## Stated task
Extract all lines that hold "mnemonic" from the records below.

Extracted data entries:
····················
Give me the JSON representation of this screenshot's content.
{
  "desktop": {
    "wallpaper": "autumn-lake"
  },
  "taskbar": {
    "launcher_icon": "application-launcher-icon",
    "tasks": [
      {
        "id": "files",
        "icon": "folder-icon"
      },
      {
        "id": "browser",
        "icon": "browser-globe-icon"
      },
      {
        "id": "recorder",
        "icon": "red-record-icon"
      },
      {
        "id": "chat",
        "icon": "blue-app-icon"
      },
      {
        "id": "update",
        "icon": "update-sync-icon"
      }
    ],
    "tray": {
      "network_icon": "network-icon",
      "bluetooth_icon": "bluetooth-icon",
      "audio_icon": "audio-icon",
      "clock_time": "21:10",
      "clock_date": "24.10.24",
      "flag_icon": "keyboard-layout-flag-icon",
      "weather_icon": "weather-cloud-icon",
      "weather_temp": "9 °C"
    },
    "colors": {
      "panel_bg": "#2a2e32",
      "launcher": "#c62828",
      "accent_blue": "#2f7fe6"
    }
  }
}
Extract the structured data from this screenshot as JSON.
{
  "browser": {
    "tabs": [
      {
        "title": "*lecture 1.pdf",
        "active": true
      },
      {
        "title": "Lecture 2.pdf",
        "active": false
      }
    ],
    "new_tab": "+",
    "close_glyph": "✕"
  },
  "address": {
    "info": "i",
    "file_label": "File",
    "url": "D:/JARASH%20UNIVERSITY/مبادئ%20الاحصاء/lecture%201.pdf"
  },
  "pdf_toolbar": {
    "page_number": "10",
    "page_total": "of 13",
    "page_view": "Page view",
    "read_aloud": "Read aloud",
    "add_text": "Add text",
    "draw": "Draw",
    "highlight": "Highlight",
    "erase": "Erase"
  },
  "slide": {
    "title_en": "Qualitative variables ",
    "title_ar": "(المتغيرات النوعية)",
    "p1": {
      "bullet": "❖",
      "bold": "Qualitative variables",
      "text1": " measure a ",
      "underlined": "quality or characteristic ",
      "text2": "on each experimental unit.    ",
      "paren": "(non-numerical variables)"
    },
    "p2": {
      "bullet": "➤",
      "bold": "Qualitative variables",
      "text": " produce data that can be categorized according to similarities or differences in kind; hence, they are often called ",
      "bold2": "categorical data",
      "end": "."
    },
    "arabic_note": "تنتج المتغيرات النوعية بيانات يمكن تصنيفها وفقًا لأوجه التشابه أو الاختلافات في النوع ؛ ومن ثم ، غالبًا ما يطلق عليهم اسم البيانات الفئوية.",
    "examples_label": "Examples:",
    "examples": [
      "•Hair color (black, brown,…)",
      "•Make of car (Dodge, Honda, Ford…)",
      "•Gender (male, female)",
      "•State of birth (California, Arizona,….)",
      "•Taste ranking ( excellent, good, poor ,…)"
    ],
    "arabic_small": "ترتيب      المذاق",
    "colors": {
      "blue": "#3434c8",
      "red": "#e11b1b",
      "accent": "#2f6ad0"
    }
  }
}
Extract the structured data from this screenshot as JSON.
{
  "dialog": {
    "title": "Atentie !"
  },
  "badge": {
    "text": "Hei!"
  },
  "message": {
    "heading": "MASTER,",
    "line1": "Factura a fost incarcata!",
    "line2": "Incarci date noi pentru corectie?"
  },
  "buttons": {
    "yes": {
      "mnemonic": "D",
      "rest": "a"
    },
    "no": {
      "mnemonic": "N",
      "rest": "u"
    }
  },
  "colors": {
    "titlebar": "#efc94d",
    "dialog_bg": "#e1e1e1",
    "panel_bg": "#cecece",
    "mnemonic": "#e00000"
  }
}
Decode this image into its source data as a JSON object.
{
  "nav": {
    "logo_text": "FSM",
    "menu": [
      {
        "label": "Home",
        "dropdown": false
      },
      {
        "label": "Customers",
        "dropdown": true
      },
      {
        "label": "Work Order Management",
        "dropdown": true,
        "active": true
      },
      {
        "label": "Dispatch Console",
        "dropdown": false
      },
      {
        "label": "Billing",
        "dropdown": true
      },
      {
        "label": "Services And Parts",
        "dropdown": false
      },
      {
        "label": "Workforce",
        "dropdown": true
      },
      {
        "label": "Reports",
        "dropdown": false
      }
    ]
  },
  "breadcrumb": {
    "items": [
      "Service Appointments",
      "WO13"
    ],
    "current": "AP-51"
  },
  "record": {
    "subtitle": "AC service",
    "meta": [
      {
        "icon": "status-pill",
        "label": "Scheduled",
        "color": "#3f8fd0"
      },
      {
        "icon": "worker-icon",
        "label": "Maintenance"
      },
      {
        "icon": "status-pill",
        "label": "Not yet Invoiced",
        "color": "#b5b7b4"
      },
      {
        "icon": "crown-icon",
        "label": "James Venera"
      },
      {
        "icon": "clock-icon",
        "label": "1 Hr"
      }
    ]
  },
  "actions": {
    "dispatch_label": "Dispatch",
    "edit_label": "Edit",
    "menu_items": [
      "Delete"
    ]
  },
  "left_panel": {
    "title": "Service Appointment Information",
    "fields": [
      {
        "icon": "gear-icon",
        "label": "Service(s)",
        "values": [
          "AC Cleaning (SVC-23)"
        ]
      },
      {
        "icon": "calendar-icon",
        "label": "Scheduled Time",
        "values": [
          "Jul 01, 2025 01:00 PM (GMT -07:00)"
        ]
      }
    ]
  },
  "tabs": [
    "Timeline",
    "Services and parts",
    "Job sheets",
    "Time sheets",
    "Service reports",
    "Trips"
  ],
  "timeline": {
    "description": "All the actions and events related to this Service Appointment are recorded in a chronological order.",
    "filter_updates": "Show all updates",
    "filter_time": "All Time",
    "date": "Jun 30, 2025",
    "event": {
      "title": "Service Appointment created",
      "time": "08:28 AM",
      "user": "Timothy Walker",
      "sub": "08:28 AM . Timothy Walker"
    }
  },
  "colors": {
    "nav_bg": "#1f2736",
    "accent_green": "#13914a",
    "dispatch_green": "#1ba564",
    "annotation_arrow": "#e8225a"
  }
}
····················
## Full answer
      "mnemonic": "D",
      "mnemonic": "N",
    "mnemonic": "#e00000"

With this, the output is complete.